Write out the listing below without alteration, omitting its pictures.
Start of Exercise input
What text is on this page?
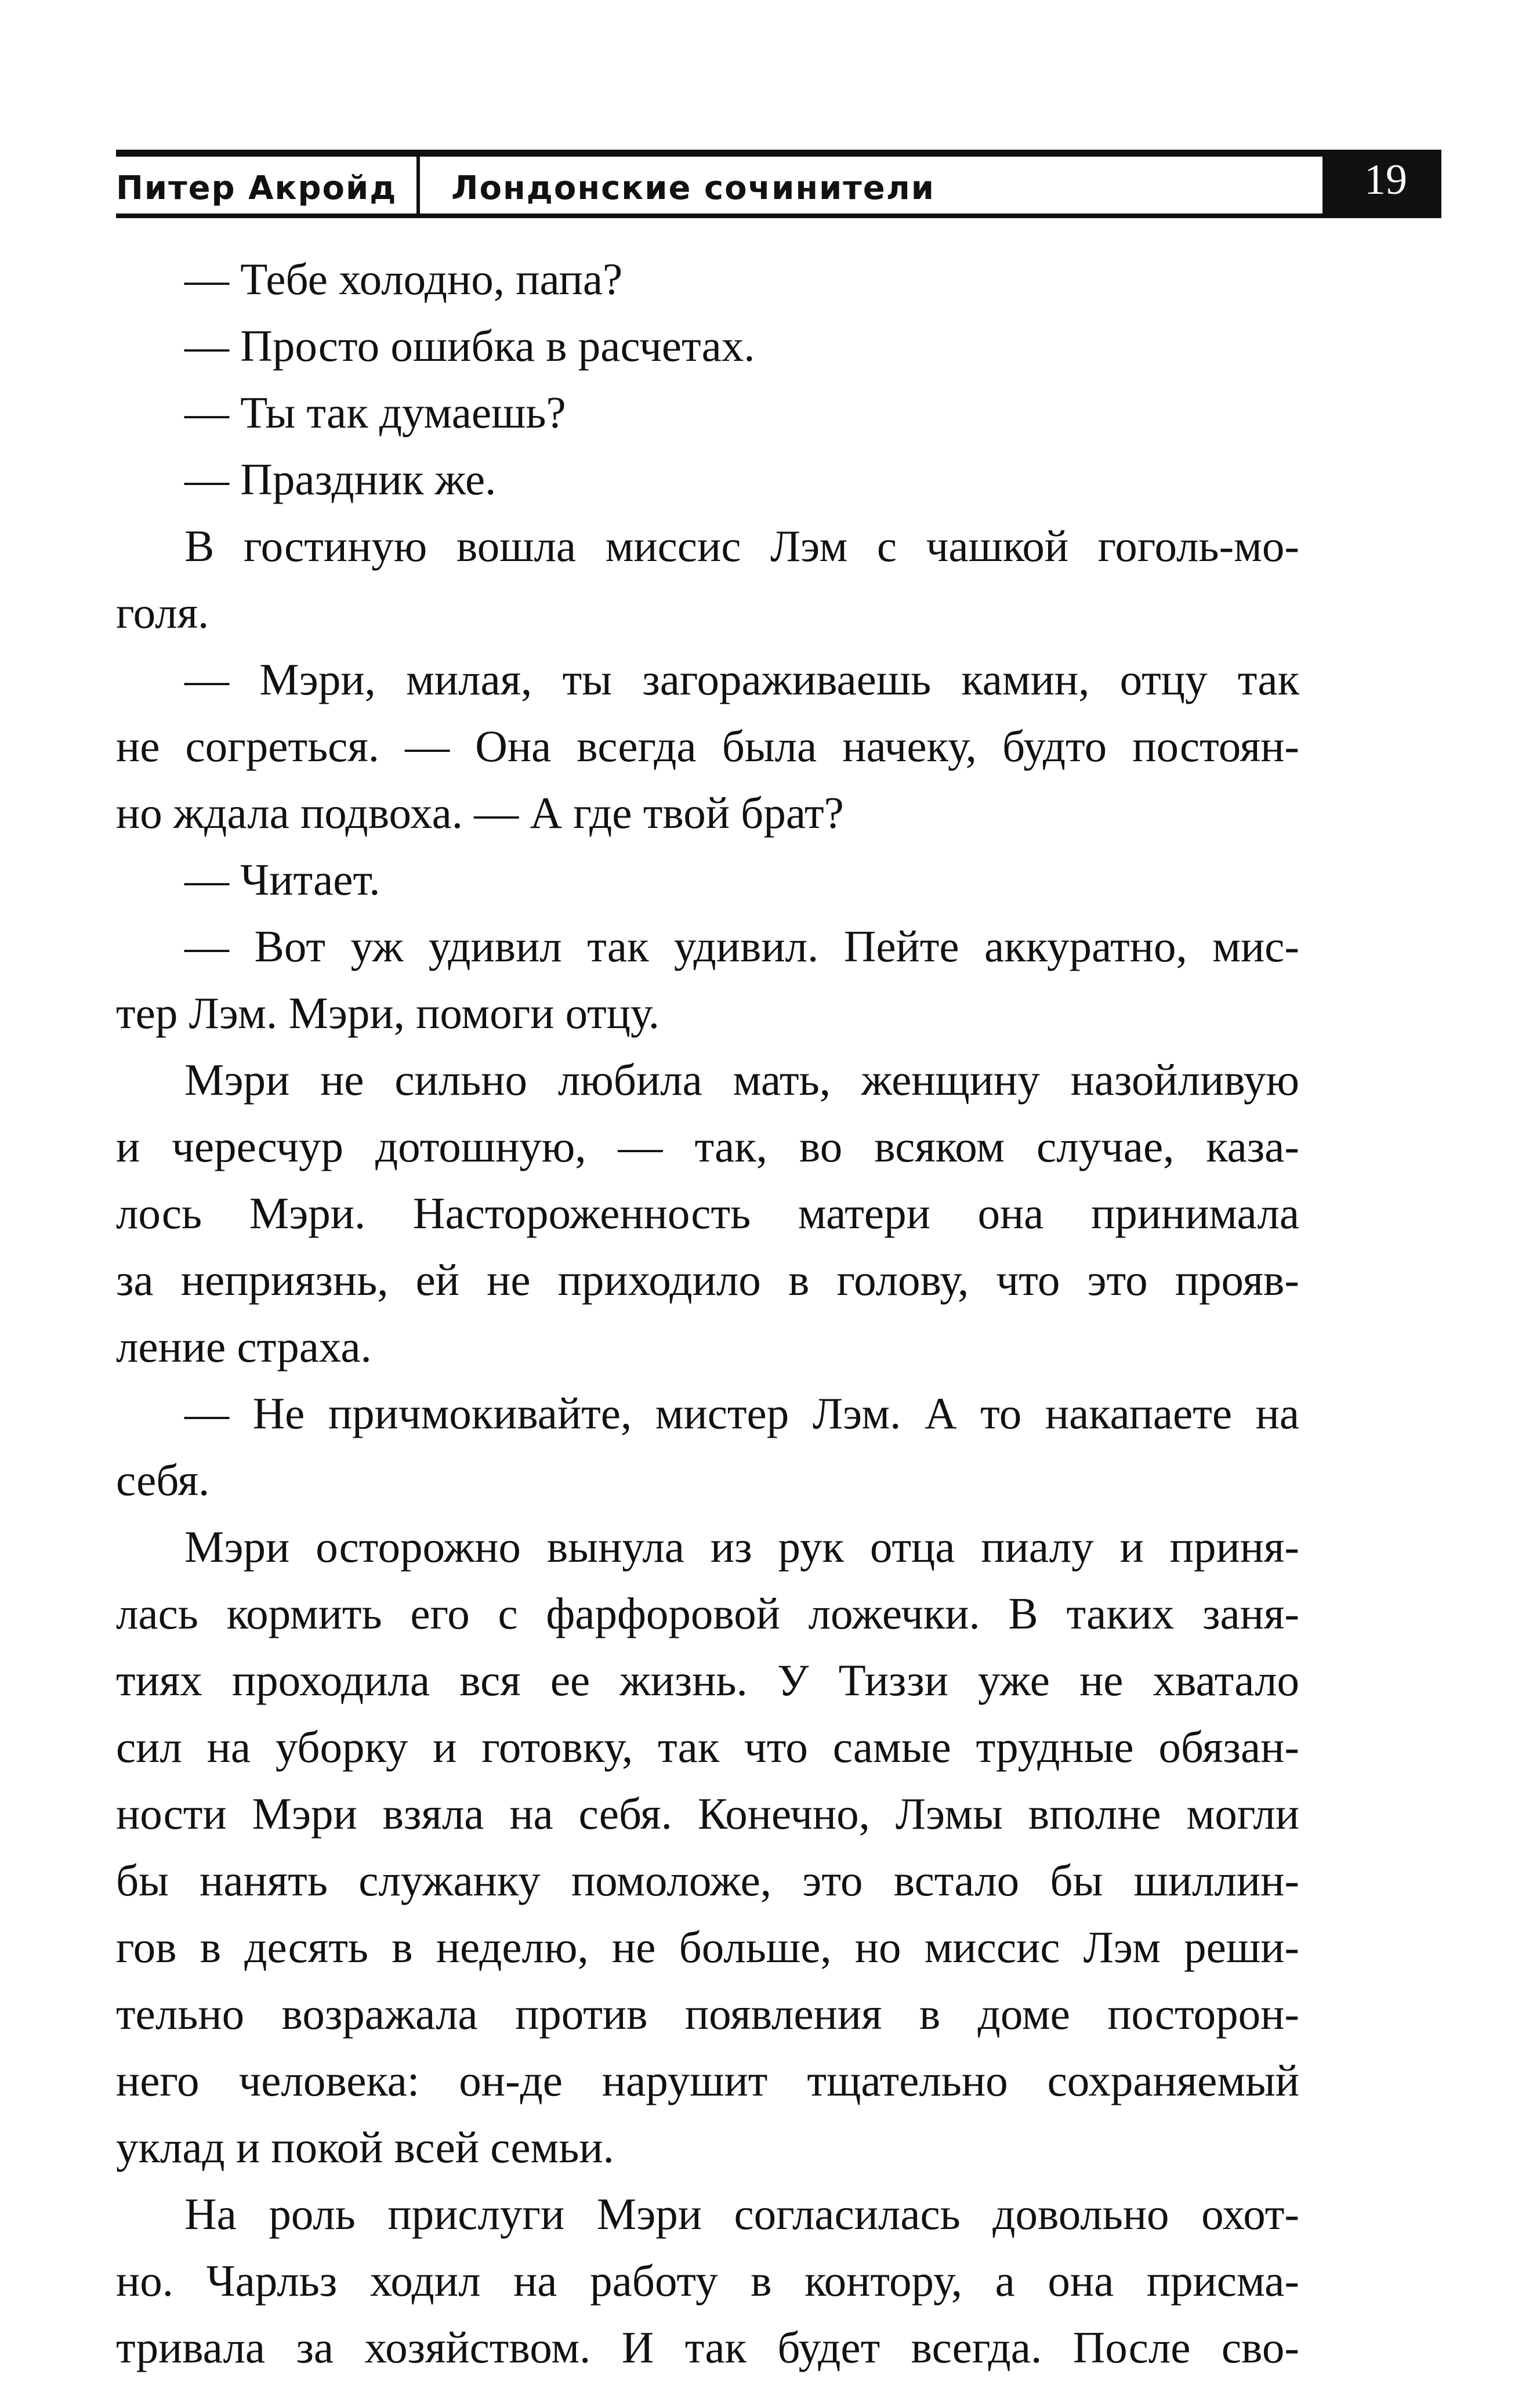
Питер Акройд Лондонские сочинители	19
— Тебе холодно, папа?
— Просто ошибка в расчетах.
— Ты так думаешь?
— Праздник же.
В гостиную вошла миссис Лэм с чашкой гоголь-мо-
голя.
— Мэри, милая, ты загораживаешь камин, отцу так
не согреться. — Она всегда была начеку, будто постоян-
но ждала подвоха. — А где твой брат?
— Читает.
— Вот уж удивил так удивил. Пейте аккуратно, мис-
тер Лэм. Мэри, помоги отцу.
Мэри не сильно любила мать, женщину назойливую
и чересчур дотошную, — так, во всяком случае, каза-
лось Мэри. Настороженность матери она принимала
за неприязнь, ей не приходило в голову, что это прояв-
ление страха.
— Не причмокивайте, мистер Лэм. А то накапаете на
себя.
Мэри осторожно вынула из рук отца пиалу и приня-
лась кормить его с фарфоровой ложечки. В таких заня-
тиях проходила вся ее жизнь. У Тиззи уже не хватало
сил на уборку и готовку, так что самые трудные обязан-
ности Мэри взяла на себя. Конечно, Лэмы вполне могли
бы нанять служанку помоложе, это встало бы шиллин-
гов в десять в неделю, не больше, но миссис Лэм реши-
тельно возражала против появления в доме посторон-
него человека: он-де нарушит тщательно сохраняемый
уклад и покой всей семьи.
На роль прислуги Мэри согласилась довольно охот-
но. Чарльз ходил на работу в контору, а она присма-
тривала за хозяйством. И так будет всегда. После сво-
End of Exercise input
Task response.
What text is on this page?
Питер Акройд Лондонские сочинители	19
— Тебе холодно, папа?
— Просто ошибка в расчетах.
— Ты так думаешь?
— Праздник же.
В гостиную вошла миссис Лэм с чашкой гоголь-мо-
голя.
— Мэри, милая, ты загораживаешь камин, отцу так
не согреться. — Она всегда была начеку, будто постоян-
но ждала подвоха. — А где твой брат?
— Читает.
— Вот уж удивил так удивил. Пейте аккуратно, мис-
тер Лэм. Мэри, помоги отцу.
Мэри не сильно любила мать, женщину назойливую
и чересчур дотошную, — так, во всяком случае, каза-
лось Мэри. Настороженность матери она принимала
за неприязнь, ей не приходило в голову, что это прояв-
ление страха.
— Не причмокивайте, мистер Лэм. А то накапаете на
себя.
Мэри осторожно вынула из рук отца пиалу и приня-
лась кормить его с фарфоровой ложечки. В таких заня-
тиях проходила вся ее жизнь. У Тиззи уже не хватало
сил на уборку и готовку, так что самые трудные обязан-
ности Мэри взяла на себя. Конечно, Лэмы вполне могли
бы нанять служанку помоложе, это встало бы шиллин-
гов в десять в неделю, не больше, но миссис Лэм реши-
тельно возражала против появления в доме посторон-
него человека: он-де нарушит тщательно сохраняемый
уклад и покой всей семьи.
На роль прислуги Мэри согласилась довольно охот-
но. Чарльз ходил на работу в контору, а она присма-
тривала за хозяйством. И так будет всегда. После сво-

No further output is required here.